TASK DESCRIPTION:
Only a number is wanted: how many lines in the records below contain "sans"?

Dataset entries

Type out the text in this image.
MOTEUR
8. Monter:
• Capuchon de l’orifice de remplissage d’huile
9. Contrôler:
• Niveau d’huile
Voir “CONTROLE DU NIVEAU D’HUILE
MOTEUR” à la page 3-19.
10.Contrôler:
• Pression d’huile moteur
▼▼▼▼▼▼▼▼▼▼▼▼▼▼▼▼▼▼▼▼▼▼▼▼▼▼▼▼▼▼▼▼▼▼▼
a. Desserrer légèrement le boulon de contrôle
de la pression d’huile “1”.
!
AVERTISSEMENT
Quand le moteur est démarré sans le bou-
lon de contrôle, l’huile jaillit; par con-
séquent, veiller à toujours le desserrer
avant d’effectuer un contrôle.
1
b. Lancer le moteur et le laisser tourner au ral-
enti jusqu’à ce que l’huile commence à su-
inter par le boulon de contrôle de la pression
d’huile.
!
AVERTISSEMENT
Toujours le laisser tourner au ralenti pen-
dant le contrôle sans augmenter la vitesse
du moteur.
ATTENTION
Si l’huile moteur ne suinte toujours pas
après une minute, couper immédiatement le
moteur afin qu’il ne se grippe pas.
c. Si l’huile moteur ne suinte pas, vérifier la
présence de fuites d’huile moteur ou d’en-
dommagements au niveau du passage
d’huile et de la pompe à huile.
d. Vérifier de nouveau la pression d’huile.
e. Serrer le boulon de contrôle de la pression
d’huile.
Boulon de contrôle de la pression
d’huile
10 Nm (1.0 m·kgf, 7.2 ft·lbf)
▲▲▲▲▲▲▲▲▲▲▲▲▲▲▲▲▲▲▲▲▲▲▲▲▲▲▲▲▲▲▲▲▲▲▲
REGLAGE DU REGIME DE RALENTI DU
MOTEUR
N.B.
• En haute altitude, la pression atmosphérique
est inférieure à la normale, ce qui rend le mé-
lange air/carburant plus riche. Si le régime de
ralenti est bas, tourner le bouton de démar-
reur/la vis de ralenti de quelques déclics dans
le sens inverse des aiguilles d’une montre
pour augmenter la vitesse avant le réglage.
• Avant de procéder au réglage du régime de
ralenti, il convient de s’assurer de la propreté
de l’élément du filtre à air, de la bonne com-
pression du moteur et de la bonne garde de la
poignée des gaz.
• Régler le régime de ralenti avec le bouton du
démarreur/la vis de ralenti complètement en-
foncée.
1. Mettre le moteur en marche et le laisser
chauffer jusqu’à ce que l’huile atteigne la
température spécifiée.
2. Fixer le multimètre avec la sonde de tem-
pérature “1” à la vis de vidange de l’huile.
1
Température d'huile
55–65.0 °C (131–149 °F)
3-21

WRITTEN ANSWER:
2